INSTRUCTIONS FOR THE TASK =>
Read the material below. Count the lines containing "pouvez" and give that count alone.

══════

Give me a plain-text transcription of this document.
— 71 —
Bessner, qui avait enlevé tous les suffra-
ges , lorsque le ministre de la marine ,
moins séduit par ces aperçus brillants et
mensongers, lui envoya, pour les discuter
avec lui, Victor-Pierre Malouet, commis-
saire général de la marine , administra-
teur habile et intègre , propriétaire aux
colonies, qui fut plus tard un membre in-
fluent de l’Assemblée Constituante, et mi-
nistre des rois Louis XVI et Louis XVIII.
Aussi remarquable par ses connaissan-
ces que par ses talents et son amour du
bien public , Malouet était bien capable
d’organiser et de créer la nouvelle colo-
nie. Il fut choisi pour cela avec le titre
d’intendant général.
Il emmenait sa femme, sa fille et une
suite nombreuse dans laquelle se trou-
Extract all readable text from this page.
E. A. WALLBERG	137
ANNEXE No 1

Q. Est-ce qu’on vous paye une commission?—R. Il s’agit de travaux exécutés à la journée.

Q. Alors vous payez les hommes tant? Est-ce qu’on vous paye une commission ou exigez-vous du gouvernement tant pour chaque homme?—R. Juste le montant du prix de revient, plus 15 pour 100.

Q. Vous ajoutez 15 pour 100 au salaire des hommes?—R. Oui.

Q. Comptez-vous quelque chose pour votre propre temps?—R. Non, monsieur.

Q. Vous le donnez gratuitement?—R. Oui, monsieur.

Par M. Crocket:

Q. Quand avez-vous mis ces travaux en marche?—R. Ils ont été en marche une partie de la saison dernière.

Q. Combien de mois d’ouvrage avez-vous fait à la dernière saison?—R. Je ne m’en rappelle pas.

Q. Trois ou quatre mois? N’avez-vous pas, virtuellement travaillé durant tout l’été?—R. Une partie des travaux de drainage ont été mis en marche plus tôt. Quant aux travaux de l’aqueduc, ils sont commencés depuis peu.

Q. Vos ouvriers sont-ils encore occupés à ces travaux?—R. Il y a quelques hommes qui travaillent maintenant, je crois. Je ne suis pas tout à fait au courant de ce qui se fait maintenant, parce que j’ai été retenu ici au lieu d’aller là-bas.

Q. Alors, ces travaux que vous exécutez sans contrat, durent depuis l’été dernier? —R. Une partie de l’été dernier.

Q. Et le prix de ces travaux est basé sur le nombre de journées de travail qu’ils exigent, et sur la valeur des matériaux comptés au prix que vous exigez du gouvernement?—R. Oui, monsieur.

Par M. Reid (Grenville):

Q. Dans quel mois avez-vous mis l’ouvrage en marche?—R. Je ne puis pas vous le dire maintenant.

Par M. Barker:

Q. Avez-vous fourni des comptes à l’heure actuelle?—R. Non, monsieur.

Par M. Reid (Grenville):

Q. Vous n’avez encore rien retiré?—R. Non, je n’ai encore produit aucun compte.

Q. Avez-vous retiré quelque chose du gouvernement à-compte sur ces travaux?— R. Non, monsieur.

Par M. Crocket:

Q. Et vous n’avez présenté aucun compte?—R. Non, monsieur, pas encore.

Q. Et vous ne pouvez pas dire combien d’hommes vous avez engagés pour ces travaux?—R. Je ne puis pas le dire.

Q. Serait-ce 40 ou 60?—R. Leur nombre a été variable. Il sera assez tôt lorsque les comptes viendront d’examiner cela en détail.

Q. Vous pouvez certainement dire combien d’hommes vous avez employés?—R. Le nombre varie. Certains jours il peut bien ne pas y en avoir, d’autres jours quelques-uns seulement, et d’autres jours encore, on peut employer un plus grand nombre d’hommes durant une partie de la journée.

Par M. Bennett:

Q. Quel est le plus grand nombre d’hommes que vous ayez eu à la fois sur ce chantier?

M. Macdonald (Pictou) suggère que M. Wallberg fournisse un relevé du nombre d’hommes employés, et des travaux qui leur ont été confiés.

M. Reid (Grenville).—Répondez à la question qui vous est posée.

══════

FULL OUTPUT =>
2